* _GIVEN REQUEST_
Omit every picture and return the rest of the data unaltered.

* _DATA EXCERPTS_
══════════════════════════════
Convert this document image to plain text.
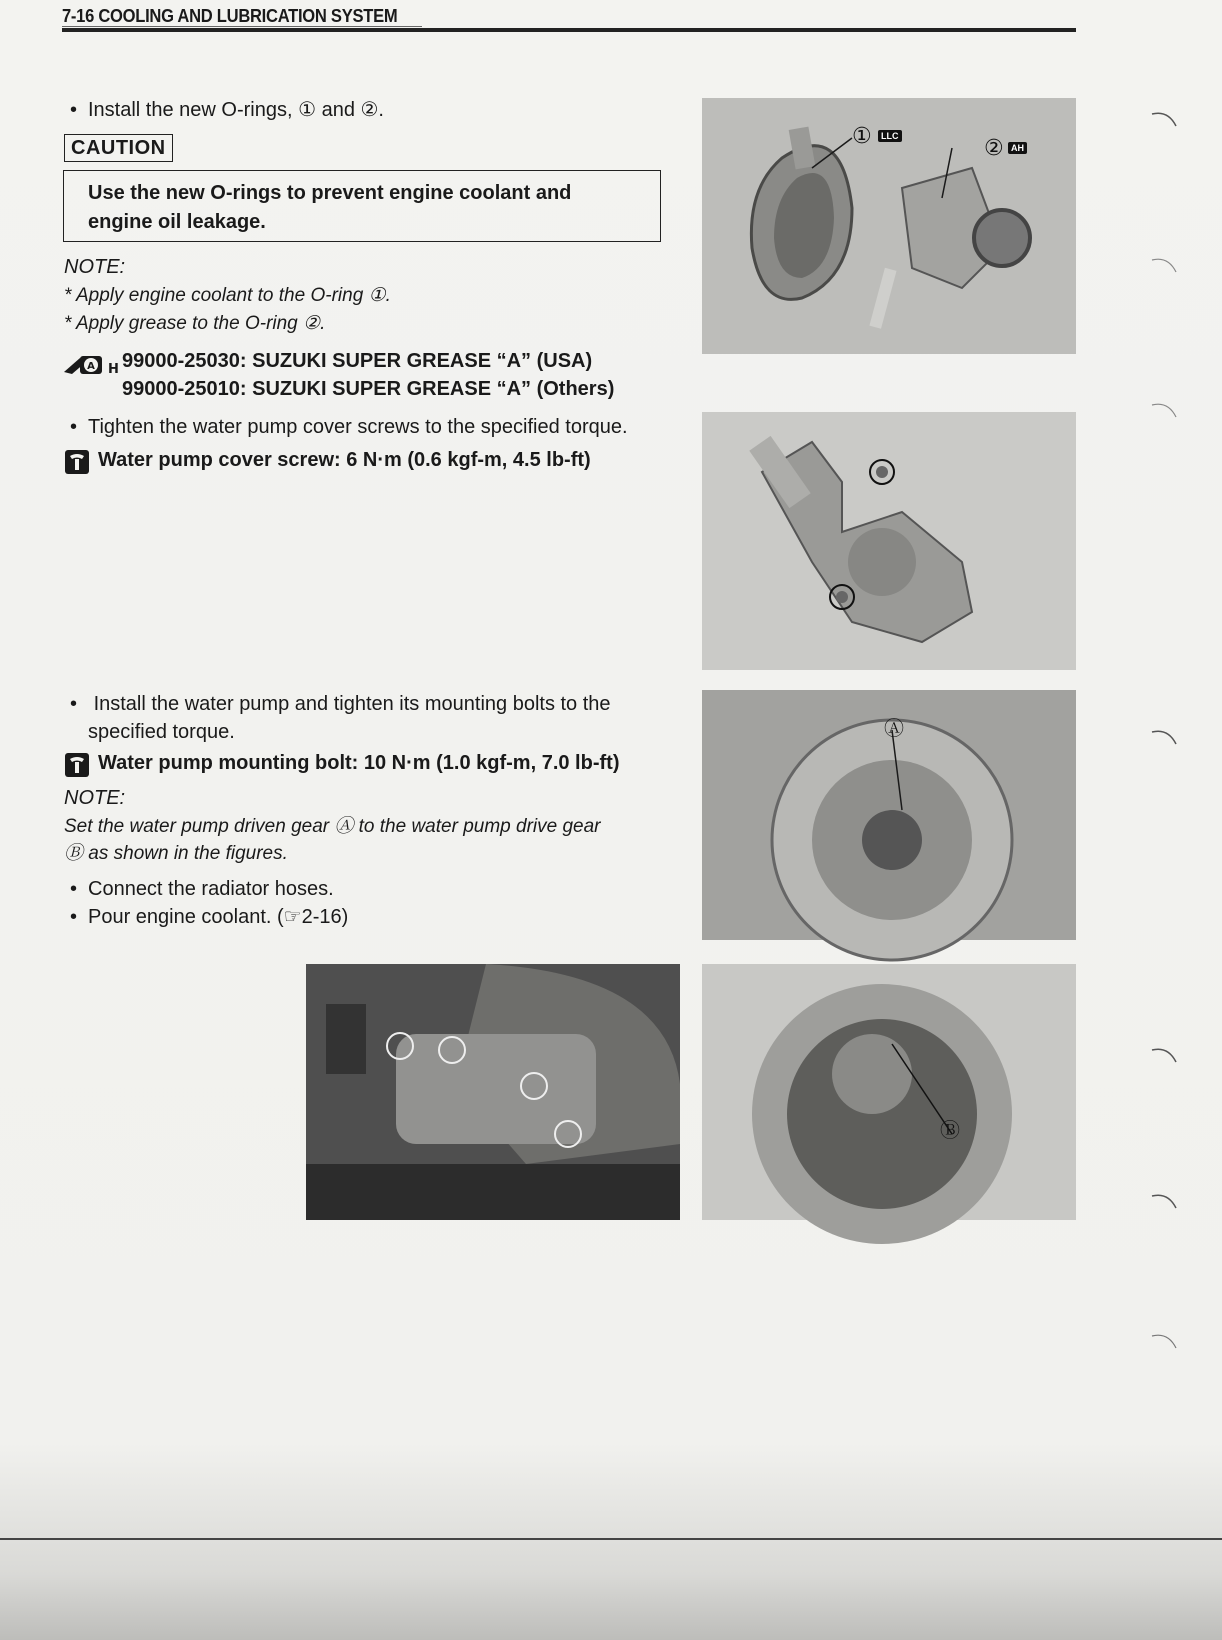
7-16 COOLING AND LUBRICATION SYSTEM
• Install the new O-rings, ① and ②.
CAUTION
Use the new O-rings to prevent engine coolant and
engine oil leakage.
NOTE:
* Apply engine coolant to the O-ring ①.
* Apply grease to the O-ring ②.
A H 99000-25030: SUZUKI SUPER GREASE “A” (USA)
99000-25010: SUZUKI SUPER GREASE “A” (Others)
• Tighten the water pump cover screws to the specified torque.
Water pump cover screw: 6 N·m (0.6 kgf-m, 4.5 lb-ft)
• Install the water pump and tighten its mounting bolts to the
specified torque.
Water pump mounting bolt: 10 N·m (1.0 kgf-m, 7.0 lb-ft)
NOTE:
Set the water pump driven gear Ⓐ to the water pump drive gear
Ⓑ as shown in the figures.
• Connect the radiator hoses.
• Pour engine coolant. (☞2-16)
①	LLC	② AH
Ⓐ
Ⓑ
══════════════════════════════
* _COMPLETED EXERCISE_
Convert this document image to plain text.
7-16 COOLING AND LUBRICATION SYSTEM
• Install the new O-rings, ① and ②.
CAUTION
Use the new O-rings to prevent engine coolant and
engine oil leakage.
NOTE:
* Apply engine coolant to the O-ring ①.
* Apply grease to the O-ring ②.
A H 99000-25030: SUZUKI SUPER GREASE “A” (USA)
99000-25010: SUZUKI SUPER GREASE “A” (Others)
• Tighten the water pump cover screws to the specified torque.
Water pump cover screw: 6 N·m (0.6 kgf-m, 4.5 lb-ft)
• Install the water pump and tighten its mounting bolts to the
specified torque.
Water pump mounting bolt: 10 N·m (1.0 kgf-m, 7.0 lb-ft)
NOTE:
Set the water pump driven gear Ⓐ to the water pump drive gear
Ⓑ as shown in the figures.
• Connect the radiator hoses.
• Pour engine coolant. (☞2-16)
①	LLC	② AH
Ⓐ
Ⓑ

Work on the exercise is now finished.